Dont worry base fare ride. Got you in the app.


----------



## Trafficat (Dec 19, 2016)

SHalester said:


> btw, food stinks way more.
> 🤢🤮


I am going to have to disagree here.

Food at least smells generally pleasant.

Paxholes generally smell like a combination of sweat, body odor, cigarette smoke, marijuana, and alcohol that is kind of sickening. And then they puke in the car and that smell is really hard to get out!


----------



## bobby747 (Dec 29, 2015)

Mcwharthog , in my city i totally disagree with food workers tipping they suck here . always did. but in food delivery private to thier homes 100% different big tips. philly is a food city


----------



## UberPotomac (Oct 8, 2016)

I think it got a lot to do on our demeanor . I get between 5-10 % of my earnings are tips .
I noticed that lately the tips are decreasing. The high prices may have something to do. I got multiple complaints about pricing .
It is very common to get a $1 tip on a $5 trip but the larger the trip amount , tips still stay around $1-5 or a rounded dollar amount .


----------



## SHalester (Aug 25, 2019)

Trafficat said:


> Food at least smells generally pleasant.


....for you maybe. Not me. Food stinks when it's trapped in a car. My pax, well beyond maybe too much perfume or colognes wasn't as bad as food smell, which seems to never go away.

but, we officially agree to disagree. No food in my car; and when we go out and there are left overs, we take the precious prius so her car car can stink. One of many benefits of being married.


----------

[Raw records]

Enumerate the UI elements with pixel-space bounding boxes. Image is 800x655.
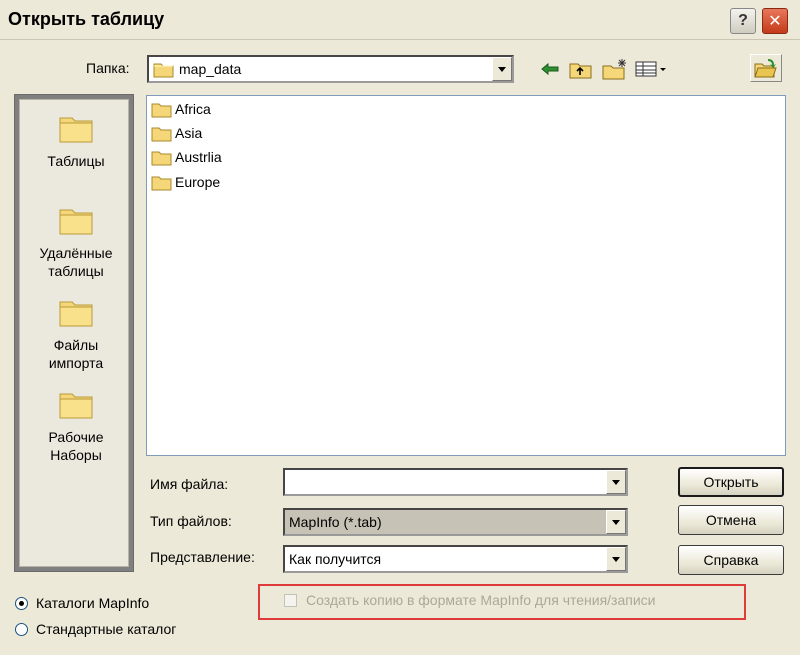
- file-name: Asia: [175, 125, 203, 141]
- place-remote-tables[interactable]: Удалённые таблицы: [20, 204, 132, 280]
- up-folder-button[interactable]: [568, 58, 594, 80]
- back-arrow-icon: [541, 62, 559, 76]
- copy-format-checkbox-row[interactable]: Создать копию в формате MapInfo для чтен…: [284, 592, 655, 608]
- help-button[interactable]: Справка: [678, 545, 784, 575]
- filetype-combo[interactable]: MapInfo (*.tab): [283, 508, 628, 536]
- back-button[interactable]: [538, 58, 562, 80]
- radio-button[interactable]: [15, 596, 28, 610]
- filetype-label: Тип файлов:: [150, 513, 232, 529]
- open-button[interactable]: Открыть: [678, 467, 784, 497]
- file-name: Europe: [175, 174, 221, 190]
- radio-standard-catalogs[interactable]: Стандартные каталог: [15, 621, 176, 637]
- place-label-line2: таблицы: [48, 263, 104, 279]
- radio-label: Каталоги MapInfo: [36, 595, 150, 611]
- place-label-line2: импорта: [48, 355, 104, 371]
- filetype-dropdown-arrow[interactable]: [606, 510, 626, 534]
- place-workspaces[interactable]: Рабочие Наборы: [20, 388, 132, 464]
- copy-format-checkbox[interactable]: [284, 593, 297, 607]
- chevron-down-icon: [612, 556, 620, 562]
- file-name: Africa: [175, 101, 211, 117]
- place-label: Рабочие: [48, 429, 104, 445]
- help-icon: ?: [738, 12, 748, 29]
- open-folder-arrow-icon: [754, 59, 777, 78]
- list-item[interactable]: Africa: [151, 98, 211, 120]
- chevron-down-icon: [612, 479, 620, 485]
- folder-icon: [151, 103, 172, 117]
- new-folder-icon: [602, 59, 626, 80]
- folder-icon: [151, 151, 172, 165]
- places-inner: Таблицы Удалённые таблицы Файлы импорта …: [19, 99, 129, 567]
- open-folder-tool-button[interactable]: [750, 54, 782, 82]
- up-folder-icon: [569, 63, 592, 79]
- radio-mapinfo-catalogs[interactable]: Каталоги MapInfo: [15, 595, 149, 611]
- filetype-value: MapInfo (*.tab): [289, 514, 382, 530]
- list-item[interactable]: Asia: [151, 122, 202, 144]
- help-title-button[interactable]: ?: [730, 8, 756, 34]
- details-view-icon: [635, 61, 666, 77]
- folder-icon: [59, 209, 93, 235]
- new-folder-button[interactable]: [601, 58, 629, 80]
- close-button[interactable]: ✕: [762, 8, 788, 34]
- copy-format-label: Создать копию в формате MapInfo для чтен…: [306, 592, 656, 608]
- view-dropdown-arrow[interactable]: [606, 547, 626, 571]
- window-title: Открыть таблицу: [8, 9, 165, 29]
- place-label: Файлы: [53, 337, 99, 353]
- filename-dropdown-arrow[interactable]: [606, 470, 626, 494]
- view-label: Представление:: [150, 549, 255, 565]
- places-bar: Таблицы Удалённые таблицы Файлы импорта …: [14, 94, 134, 572]
- radio-selected-dot: [19, 600, 24, 606]
- folder-icon: [149, 60, 175, 78]
- folder-value: map_data: [179, 61, 242, 77]
- folder-icon: [59, 117, 93, 143]
- folder-icon: [59, 393, 93, 419]
- chevron-down-icon: [498, 66, 506, 72]
- place-label: Таблицы: [47, 153, 105, 169]
- place-tables[interactable]: Таблицы: [20, 112, 132, 170]
- place-import-files[interactable]: Файлы импорта: [20, 296, 132, 372]
- filename-label: Имя файла:: [150, 476, 229, 492]
- place-label-line2: Наборы: [50, 447, 102, 463]
- folder-icon: [59, 301, 93, 327]
- folder-combo[interactable]: map_data: [147, 55, 514, 83]
- radio-label: Стандартные каталог: [36, 621, 177, 637]
- chevron-down-icon: [612, 519, 620, 525]
- view-menu-button[interactable]: [634, 58, 670, 80]
- list-item[interactable]: Austrlia: [151, 146, 222, 168]
- place-label: Удалённые: [39, 245, 113, 261]
- folder-label: Папка:: [86, 60, 130, 76]
- list-item[interactable]: Europe: [151, 171, 220, 193]
- file-name: Austrlia: [175, 149, 222, 165]
- file-list[interactable]: Africa Asia Austrlia Europe: [146, 95, 786, 456]
- folder-icon: [151, 127, 172, 141]
- radio-button[interactable]: [15, 622, 28, 636]
- folder-dropdown-arrow[interactable]: [492, 57, 512, 81]
- cancel-button[interactable]: Отмена: [678, 505, 784, 535]
- close-icon: ✕: [768, 13, 782, 30]
- filename-combo[interactable]: [283, 468, 628, 496]
- title-bar: Открыть таблицу ? ✕: [0, 0, 800, 40]
- view-value: Как получится: [289, 551, 382, 567]
- view-combo[interactable]: Как получится: [283, 545, 628, 573]
- folder-icon: [151, 176, 172, 190]
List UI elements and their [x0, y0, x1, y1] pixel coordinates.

| TASKS TO PERFORM |
a) Rewrite the forum thread's paragraph beginning "Paxholes generally smell" as a short bulleted list.
b) Please copy, word for word, the part of the forum thread from "## UberPotomac (Oct" to "dollar amount .".

| COMPLETED EXERCISE |
a)
- Paxholes usually smell of a sickening mix of sweat, body odor, cigarette smoke, marijuana, and alcohol.
- Sometimes they vomit in the car, and that smell is very hard to remove.

b)
## UberPotomac (Oct 8, 2016)

I think it got a lot to do on our demeanor . I get between 5-10 % of my earnings are tips .
I noticed that lately the tips are decreasing. The high prices may have something to do. I got multiple complaints about pricing .
It is very common to get a $1 tip on a $5 trip but the larger the trip amount , tips still stay around $1-5 or a rounded dollar amount .